▶ [Your goal]
Of all the lines in the records below, how many hold the word "område"? Give the number alone.

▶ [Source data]
____________
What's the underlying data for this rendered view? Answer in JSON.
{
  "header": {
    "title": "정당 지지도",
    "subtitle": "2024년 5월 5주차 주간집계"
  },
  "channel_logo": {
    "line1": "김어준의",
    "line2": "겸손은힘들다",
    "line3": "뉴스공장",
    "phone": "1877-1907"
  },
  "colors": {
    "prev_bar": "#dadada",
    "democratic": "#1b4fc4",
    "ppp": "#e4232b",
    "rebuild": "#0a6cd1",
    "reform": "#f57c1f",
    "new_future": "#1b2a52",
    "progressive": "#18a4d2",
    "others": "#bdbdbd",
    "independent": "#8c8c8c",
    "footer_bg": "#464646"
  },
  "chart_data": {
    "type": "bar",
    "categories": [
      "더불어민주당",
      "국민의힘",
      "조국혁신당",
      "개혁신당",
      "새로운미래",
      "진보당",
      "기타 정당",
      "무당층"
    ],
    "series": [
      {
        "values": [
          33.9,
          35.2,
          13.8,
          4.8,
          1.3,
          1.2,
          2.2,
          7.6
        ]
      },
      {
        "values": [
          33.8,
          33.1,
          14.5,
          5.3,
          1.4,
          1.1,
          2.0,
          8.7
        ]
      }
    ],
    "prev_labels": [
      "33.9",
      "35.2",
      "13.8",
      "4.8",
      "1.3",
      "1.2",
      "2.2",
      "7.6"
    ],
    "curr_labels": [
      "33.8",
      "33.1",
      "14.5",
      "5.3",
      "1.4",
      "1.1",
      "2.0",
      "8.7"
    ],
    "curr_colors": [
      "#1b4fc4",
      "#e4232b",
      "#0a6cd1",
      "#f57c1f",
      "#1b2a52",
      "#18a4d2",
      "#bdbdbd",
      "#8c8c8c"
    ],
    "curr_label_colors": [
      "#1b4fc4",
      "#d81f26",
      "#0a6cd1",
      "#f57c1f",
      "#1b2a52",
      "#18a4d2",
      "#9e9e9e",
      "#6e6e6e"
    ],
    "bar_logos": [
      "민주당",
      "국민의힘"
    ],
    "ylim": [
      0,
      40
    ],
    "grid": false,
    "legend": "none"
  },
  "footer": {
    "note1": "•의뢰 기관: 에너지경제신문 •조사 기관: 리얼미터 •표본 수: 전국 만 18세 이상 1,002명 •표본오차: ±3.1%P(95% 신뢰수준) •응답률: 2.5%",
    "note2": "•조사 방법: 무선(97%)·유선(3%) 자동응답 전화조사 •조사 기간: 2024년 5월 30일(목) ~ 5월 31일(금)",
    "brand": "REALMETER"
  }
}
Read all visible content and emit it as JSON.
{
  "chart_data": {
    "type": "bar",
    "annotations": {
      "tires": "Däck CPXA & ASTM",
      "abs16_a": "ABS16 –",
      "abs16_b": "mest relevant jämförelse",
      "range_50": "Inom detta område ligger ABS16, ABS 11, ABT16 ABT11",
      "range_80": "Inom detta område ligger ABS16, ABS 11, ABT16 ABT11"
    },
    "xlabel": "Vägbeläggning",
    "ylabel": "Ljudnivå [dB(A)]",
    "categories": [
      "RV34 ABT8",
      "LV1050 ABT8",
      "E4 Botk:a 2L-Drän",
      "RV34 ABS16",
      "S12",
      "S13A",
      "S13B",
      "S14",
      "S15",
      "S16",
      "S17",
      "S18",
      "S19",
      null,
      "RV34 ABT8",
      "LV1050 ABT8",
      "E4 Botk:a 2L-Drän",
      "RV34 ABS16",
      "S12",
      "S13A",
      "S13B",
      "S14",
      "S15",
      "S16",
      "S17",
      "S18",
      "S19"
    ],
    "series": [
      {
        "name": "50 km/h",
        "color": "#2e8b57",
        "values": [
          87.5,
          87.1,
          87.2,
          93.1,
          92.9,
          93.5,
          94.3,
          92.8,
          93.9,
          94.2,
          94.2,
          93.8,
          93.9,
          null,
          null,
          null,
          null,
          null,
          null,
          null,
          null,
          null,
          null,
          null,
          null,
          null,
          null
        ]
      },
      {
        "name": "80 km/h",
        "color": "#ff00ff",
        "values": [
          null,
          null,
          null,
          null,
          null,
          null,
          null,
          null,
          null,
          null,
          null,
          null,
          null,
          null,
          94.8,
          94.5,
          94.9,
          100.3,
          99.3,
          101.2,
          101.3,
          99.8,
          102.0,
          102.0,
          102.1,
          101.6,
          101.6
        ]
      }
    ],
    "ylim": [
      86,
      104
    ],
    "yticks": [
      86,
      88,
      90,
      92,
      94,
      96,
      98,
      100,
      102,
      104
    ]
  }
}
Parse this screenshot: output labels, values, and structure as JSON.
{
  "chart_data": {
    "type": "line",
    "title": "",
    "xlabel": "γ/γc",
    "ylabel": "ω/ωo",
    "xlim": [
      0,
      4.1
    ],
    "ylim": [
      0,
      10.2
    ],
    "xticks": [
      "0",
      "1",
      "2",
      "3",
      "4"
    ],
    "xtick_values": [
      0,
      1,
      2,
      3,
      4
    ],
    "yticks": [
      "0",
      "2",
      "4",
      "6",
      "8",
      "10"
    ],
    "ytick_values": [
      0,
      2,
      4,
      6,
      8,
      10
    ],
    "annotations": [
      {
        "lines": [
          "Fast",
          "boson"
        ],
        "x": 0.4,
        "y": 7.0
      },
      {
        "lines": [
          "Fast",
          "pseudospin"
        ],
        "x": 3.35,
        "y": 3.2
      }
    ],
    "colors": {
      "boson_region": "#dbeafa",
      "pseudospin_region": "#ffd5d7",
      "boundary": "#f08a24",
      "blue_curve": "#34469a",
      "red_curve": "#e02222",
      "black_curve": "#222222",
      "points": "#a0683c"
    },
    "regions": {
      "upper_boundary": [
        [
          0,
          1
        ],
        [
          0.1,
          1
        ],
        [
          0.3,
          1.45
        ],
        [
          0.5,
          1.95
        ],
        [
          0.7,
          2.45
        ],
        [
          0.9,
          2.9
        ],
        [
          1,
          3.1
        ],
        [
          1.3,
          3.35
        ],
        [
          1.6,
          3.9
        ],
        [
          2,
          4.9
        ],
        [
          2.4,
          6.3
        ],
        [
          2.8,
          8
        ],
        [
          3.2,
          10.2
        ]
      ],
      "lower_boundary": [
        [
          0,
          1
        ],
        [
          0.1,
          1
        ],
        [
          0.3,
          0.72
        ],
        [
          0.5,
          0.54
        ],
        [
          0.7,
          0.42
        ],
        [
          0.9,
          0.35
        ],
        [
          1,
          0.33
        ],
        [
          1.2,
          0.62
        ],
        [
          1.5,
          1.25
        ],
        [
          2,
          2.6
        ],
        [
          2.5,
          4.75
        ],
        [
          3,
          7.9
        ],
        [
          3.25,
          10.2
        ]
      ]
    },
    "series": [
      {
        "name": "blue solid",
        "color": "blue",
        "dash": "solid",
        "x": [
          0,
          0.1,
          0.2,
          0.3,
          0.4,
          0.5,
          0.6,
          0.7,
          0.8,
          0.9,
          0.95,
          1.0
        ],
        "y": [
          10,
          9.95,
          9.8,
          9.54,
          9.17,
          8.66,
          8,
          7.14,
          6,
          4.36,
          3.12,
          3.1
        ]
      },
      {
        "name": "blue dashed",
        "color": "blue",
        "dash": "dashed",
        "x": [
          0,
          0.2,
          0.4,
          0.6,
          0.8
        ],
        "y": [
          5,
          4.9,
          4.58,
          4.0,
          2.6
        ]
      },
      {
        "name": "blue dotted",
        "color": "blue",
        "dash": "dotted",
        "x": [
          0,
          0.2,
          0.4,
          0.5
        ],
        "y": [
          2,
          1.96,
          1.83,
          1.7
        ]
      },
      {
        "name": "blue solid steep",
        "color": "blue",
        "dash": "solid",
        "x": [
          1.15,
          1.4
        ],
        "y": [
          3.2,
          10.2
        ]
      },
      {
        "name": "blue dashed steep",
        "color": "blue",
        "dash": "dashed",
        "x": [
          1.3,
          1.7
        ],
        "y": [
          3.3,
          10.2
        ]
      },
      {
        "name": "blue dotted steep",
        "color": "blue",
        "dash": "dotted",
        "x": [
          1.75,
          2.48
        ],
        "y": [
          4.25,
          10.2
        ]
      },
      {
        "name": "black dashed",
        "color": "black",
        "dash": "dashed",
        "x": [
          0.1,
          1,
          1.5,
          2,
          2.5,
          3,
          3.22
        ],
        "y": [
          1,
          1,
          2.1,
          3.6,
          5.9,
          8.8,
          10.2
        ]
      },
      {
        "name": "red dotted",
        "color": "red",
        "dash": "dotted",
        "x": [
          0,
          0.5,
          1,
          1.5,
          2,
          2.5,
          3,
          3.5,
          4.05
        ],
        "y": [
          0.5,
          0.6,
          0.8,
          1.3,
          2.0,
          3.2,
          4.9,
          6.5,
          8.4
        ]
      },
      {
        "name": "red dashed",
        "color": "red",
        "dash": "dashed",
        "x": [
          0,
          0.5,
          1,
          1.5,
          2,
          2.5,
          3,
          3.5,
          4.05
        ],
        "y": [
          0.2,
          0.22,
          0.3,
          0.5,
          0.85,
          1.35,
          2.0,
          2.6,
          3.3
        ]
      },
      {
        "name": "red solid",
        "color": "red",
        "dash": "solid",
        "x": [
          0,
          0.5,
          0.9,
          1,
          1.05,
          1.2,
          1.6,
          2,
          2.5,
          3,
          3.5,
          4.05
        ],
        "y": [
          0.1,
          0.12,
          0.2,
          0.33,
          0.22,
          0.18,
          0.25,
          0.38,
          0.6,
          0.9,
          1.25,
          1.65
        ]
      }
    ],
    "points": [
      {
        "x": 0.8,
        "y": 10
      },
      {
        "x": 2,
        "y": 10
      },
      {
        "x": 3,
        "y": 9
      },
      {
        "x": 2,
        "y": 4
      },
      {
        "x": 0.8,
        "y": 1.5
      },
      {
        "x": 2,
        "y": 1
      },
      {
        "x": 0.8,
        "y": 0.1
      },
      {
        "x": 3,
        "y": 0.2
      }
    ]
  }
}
____________
▶ [Solved exercise]
2